### Provided passage
First feedback on the GitHub usage
Mark Taylor
M.B.Taylor at bristol.ac.uk
Sat Nov 23 14:16:49 CET 2019
Ole's comments and suggested workflow sound very sensible to me.
On Mon, 18 Nov 2019, Ole Streicher wrote:
> Hi Laurent, all,
>
> I think that your proposal makes it a bit too formal and complicated. In
> principle, the problem is not specific to the IVOA document creation,
> but happens everywhere.
>
> The usual workflow (which I know from many repositories on Github,
> including astropy, sunpy, starjava, gnudatalanguage) is:
>
> 1. When someone thinks that something is wrong with a document, but does
> not have a specific proposal (patch) to change it, it should be opened
> as an issue. This one can then be discussed in detail.
> When then someone has a specific solution, this solution goes into a
> Pull Request, mentioning the original issue with the text "Fixes: #123"

### Task prompt
Reproduce word for word the stretch of the GitHub feedback message above from "On Mon, 18 Nov" through "discussed in detail.".

### Entries provided
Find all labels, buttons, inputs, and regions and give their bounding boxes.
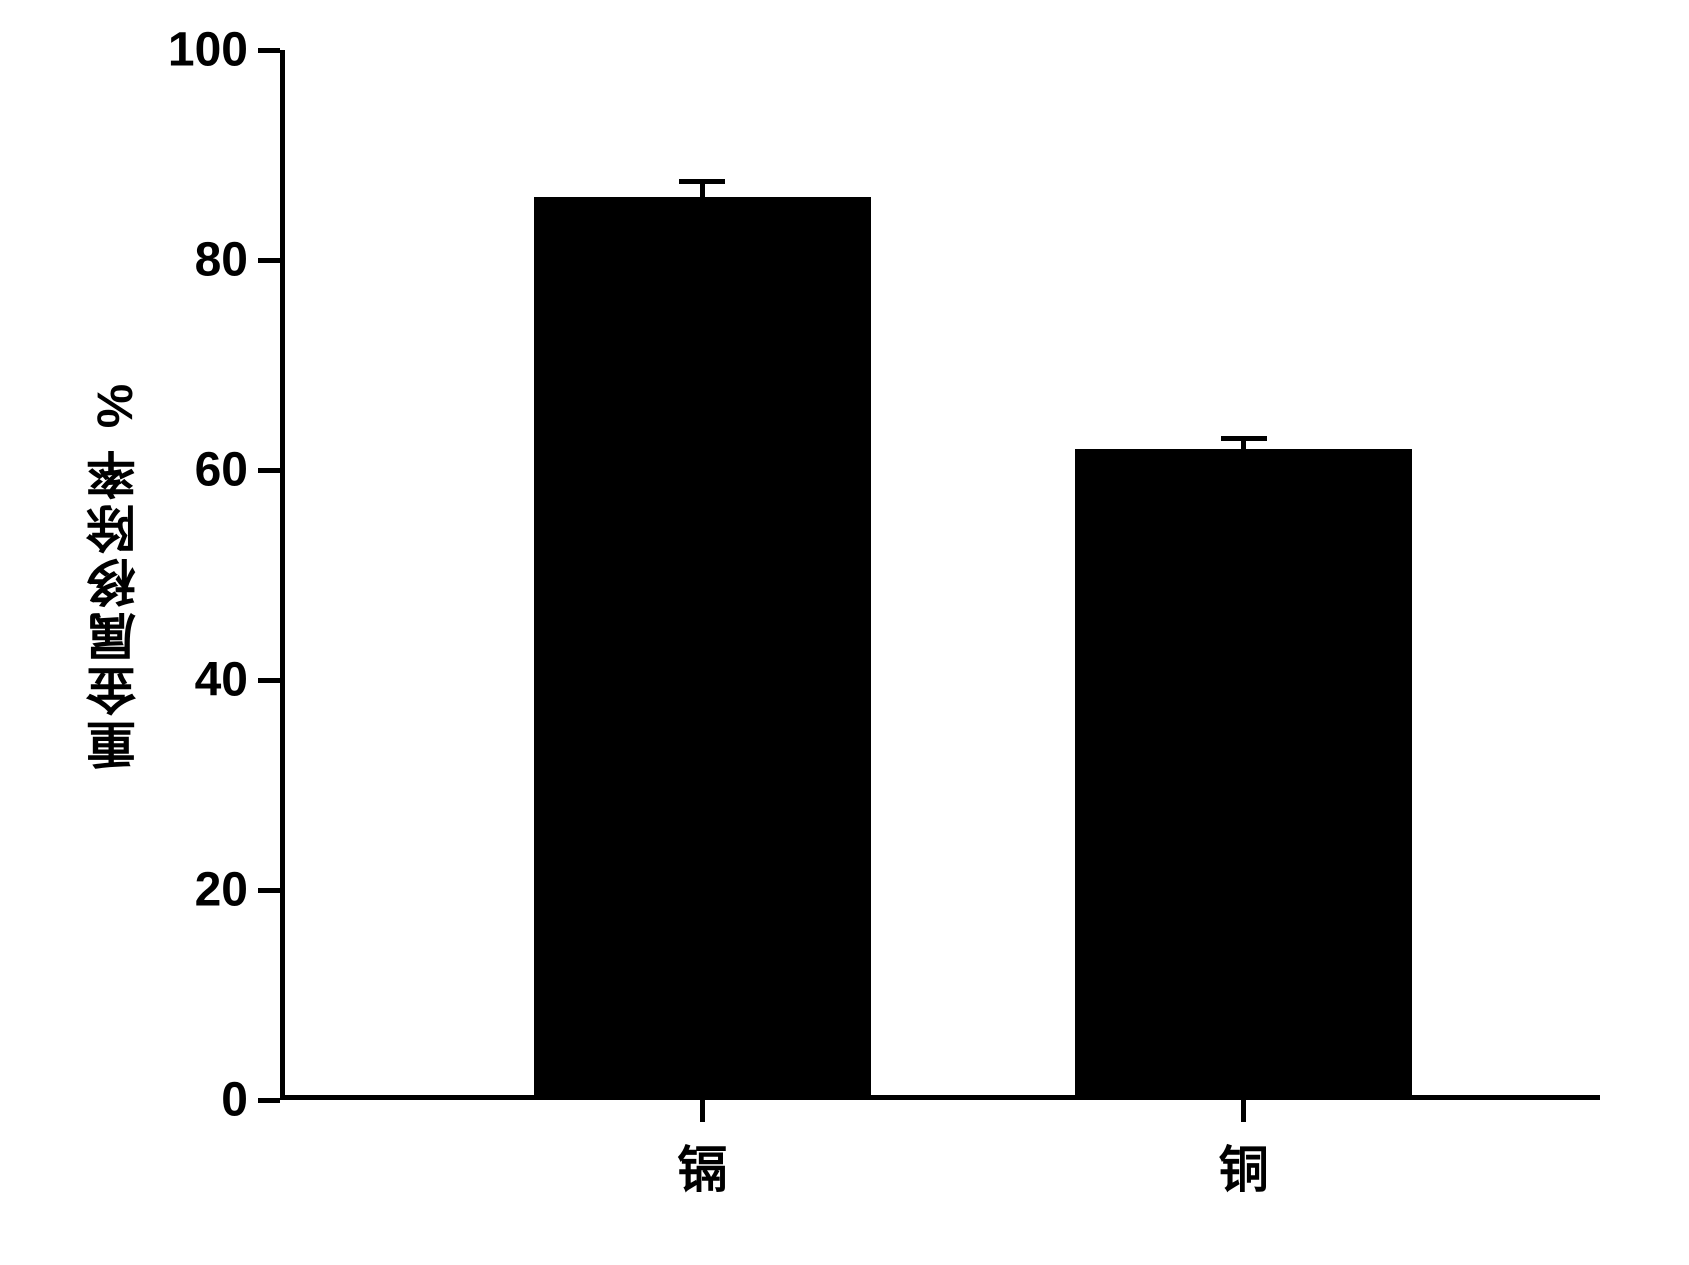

...

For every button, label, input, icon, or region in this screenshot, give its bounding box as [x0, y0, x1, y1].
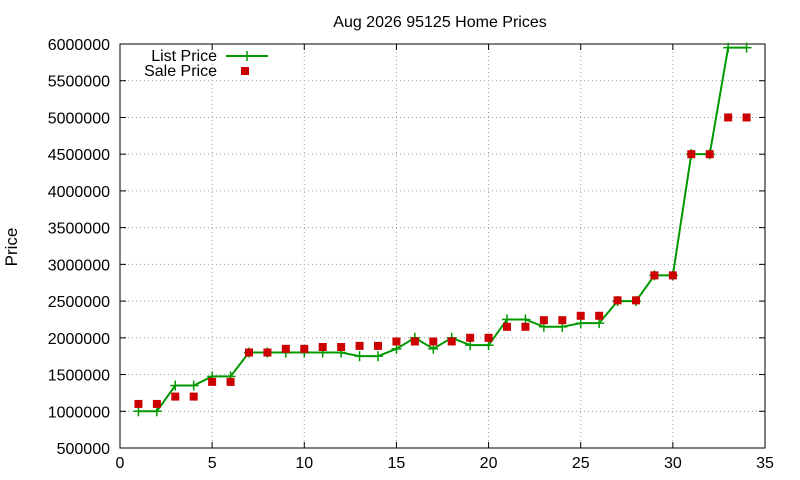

### Written answer
On Mon, 18 Nov 2019, Ole Streicher wrote:
> Hi Laurent, all,
>
> I think that your proposal makes it a bit too formal and complicated. In
> principle, the problem is not specific to the IVOA document creation,
> but happens everywhere.
>
> The usual workflow (which I know from many repositories on Github,
> including astropy, sunpy, starjava, gnudatalanguage) is:
>
> 1. When someone thinks that something is wrong with a document, but does
> not have a specific proposal (patch) to change it, it should be opened
> as an issue. This one can then be discussed in detail.